[Provided material]

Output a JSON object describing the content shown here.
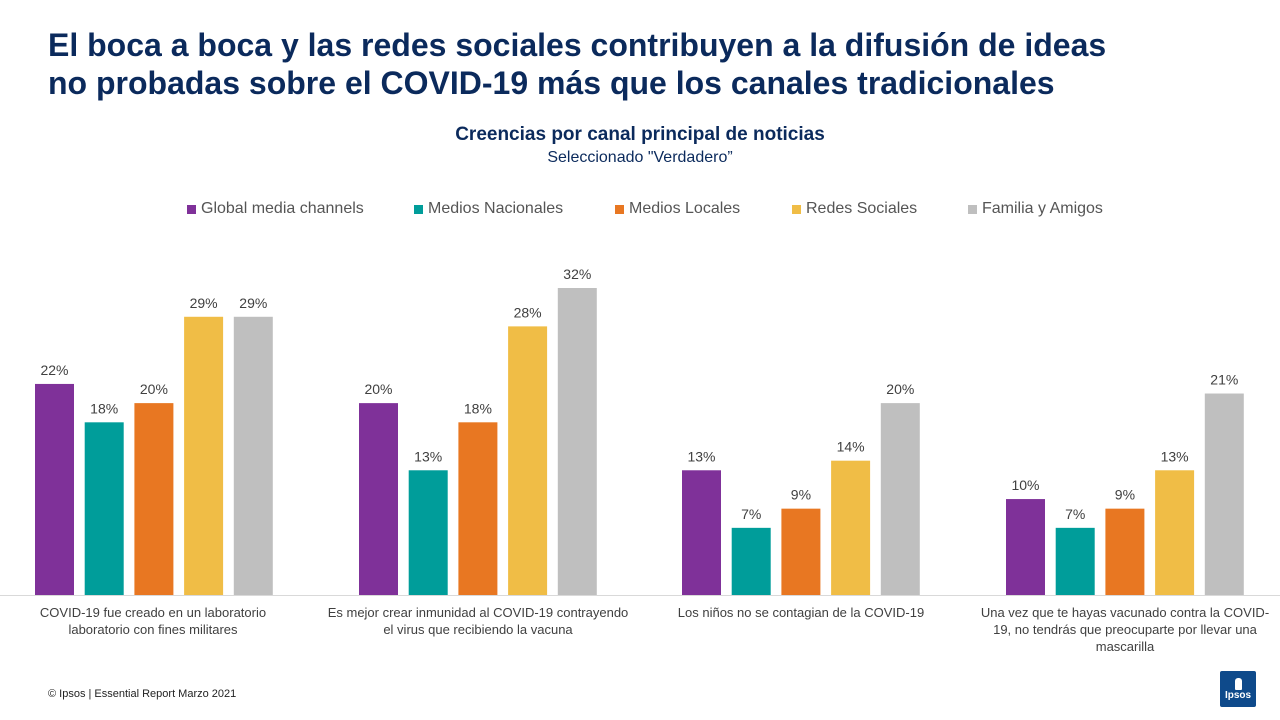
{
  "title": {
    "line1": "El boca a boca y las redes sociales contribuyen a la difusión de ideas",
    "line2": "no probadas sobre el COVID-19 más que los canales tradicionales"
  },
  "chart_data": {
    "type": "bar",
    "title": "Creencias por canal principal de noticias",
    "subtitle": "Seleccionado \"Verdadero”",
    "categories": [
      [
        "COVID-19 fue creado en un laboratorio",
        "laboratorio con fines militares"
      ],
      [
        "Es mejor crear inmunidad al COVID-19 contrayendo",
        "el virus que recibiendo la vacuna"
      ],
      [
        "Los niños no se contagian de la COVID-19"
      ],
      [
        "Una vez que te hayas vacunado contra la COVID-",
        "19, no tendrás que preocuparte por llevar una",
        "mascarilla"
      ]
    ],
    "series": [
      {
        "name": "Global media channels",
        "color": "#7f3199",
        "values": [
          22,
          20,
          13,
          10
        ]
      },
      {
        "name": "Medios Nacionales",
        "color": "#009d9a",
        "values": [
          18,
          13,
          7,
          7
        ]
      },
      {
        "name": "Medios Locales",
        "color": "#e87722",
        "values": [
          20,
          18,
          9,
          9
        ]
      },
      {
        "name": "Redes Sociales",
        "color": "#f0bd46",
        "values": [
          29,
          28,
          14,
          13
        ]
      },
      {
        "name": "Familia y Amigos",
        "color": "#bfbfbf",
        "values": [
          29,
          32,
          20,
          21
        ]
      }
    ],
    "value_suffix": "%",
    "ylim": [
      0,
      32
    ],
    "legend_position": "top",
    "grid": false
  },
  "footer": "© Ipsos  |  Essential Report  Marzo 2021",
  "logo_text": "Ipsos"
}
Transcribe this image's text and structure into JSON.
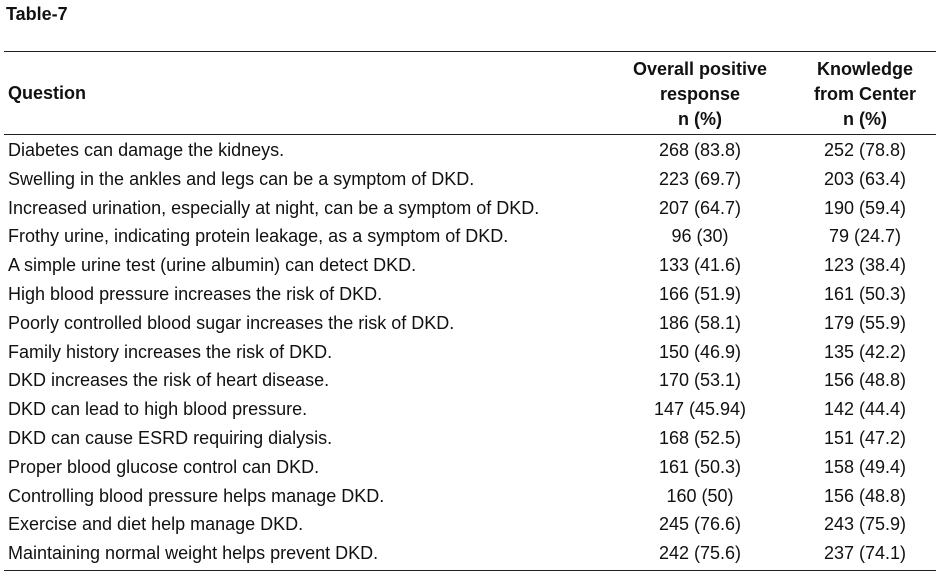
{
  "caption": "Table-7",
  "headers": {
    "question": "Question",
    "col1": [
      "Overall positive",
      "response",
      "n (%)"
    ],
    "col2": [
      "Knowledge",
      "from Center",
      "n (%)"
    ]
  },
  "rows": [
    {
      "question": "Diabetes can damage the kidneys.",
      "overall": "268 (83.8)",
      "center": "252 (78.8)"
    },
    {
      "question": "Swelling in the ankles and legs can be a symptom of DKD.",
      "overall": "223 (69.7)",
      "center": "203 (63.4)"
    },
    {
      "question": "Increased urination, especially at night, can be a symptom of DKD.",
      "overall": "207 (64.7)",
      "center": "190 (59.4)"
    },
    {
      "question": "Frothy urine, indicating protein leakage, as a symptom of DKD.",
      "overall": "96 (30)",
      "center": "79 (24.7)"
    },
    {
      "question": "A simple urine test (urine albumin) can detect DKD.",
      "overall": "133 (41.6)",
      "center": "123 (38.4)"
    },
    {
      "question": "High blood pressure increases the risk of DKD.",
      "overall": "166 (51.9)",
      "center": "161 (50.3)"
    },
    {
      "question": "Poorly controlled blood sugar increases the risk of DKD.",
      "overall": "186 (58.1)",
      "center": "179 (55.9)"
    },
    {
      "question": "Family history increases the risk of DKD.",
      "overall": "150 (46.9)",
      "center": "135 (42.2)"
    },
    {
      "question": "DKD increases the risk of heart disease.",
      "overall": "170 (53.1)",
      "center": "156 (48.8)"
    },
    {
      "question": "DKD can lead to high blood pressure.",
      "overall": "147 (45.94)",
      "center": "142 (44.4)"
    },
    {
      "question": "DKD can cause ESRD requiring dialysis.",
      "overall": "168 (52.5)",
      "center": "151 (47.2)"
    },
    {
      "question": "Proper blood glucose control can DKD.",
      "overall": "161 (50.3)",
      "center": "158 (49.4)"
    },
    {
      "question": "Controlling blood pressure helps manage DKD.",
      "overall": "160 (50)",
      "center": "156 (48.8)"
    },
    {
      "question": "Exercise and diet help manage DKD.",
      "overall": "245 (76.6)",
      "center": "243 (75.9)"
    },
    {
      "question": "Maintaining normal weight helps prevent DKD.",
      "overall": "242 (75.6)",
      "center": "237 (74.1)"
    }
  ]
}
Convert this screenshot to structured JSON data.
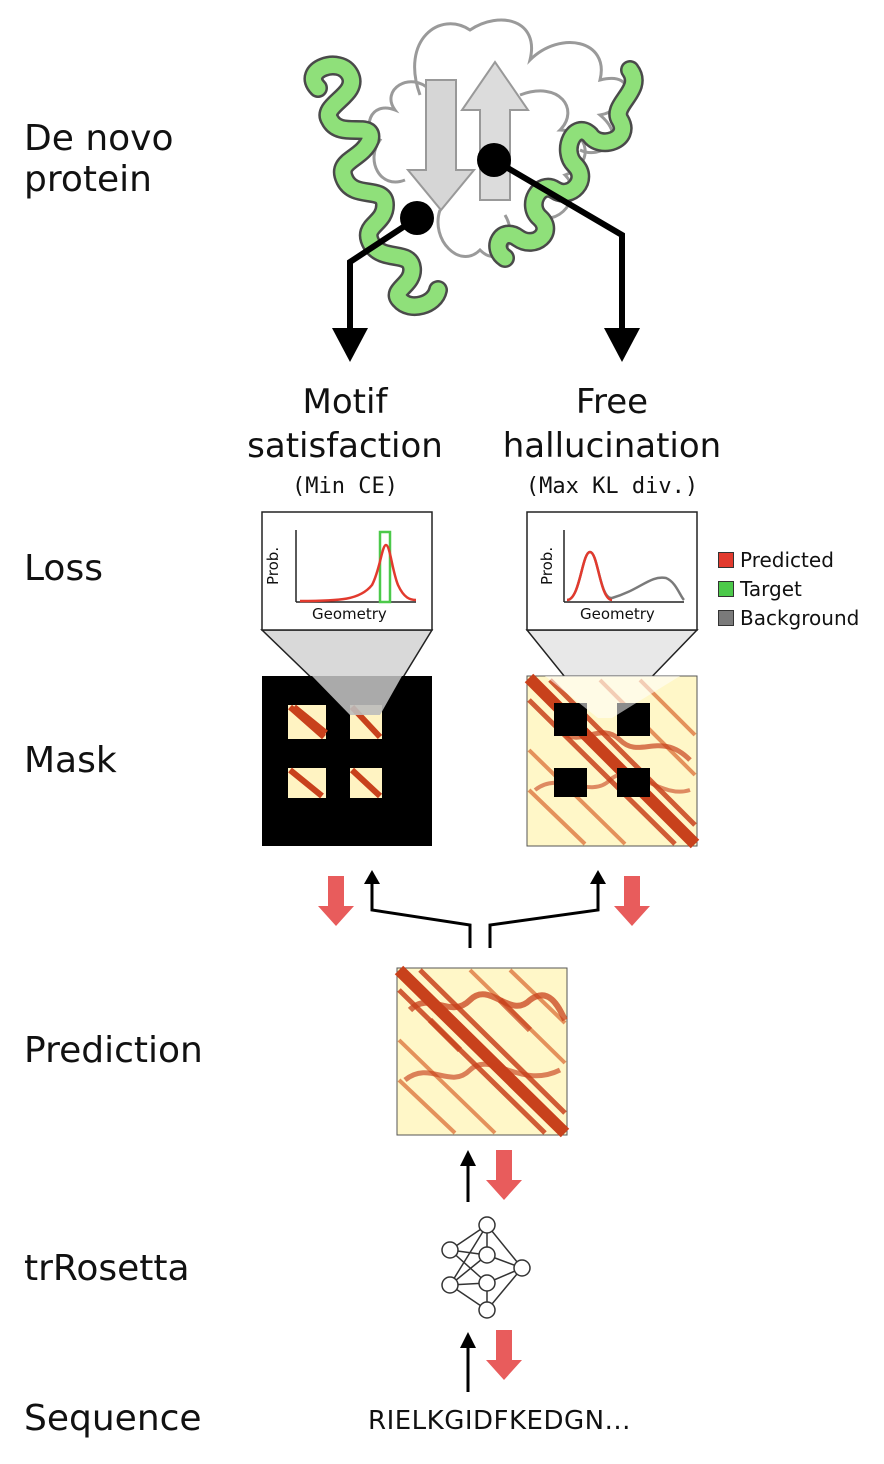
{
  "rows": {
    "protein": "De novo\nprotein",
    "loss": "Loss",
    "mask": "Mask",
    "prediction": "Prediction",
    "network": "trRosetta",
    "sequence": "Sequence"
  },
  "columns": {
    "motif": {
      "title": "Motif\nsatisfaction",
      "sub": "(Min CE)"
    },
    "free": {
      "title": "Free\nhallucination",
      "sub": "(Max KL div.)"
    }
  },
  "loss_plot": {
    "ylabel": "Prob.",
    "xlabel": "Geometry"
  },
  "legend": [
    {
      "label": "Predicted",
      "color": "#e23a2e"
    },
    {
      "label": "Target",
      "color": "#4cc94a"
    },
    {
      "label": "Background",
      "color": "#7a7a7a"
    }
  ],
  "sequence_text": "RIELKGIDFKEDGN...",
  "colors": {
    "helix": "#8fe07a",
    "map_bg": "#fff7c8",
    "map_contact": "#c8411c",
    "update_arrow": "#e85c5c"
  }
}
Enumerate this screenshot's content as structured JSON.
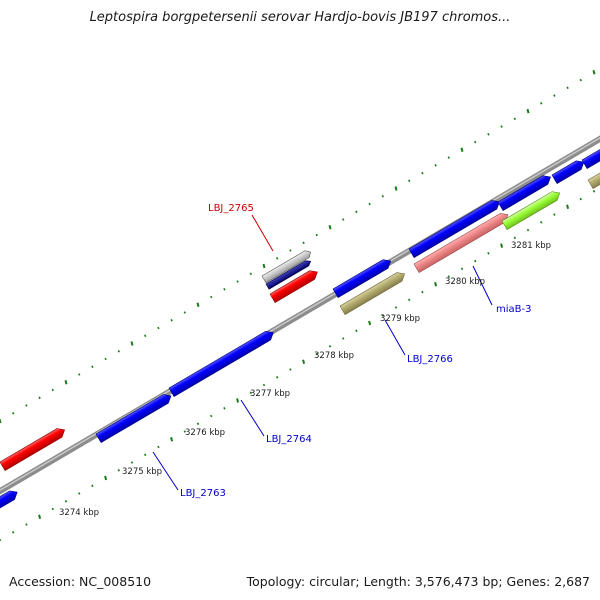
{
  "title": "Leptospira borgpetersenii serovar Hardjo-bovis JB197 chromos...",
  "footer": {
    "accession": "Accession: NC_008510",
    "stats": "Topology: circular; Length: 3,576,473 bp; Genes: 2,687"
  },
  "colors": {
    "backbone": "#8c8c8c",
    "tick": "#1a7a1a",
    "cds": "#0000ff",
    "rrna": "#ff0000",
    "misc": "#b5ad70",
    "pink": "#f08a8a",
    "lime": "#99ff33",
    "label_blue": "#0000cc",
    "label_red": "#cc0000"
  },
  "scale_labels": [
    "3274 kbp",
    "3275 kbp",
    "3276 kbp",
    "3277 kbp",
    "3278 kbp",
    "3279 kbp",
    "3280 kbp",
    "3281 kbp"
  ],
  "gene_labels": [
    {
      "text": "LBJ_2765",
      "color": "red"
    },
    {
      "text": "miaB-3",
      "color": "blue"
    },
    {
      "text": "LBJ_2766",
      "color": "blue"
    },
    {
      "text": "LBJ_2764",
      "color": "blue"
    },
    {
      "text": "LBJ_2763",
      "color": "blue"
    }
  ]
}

[/Provided material]

## What to produce
The answer must be a single number: how many lines in the records above contain the word "increases".

## Task output
4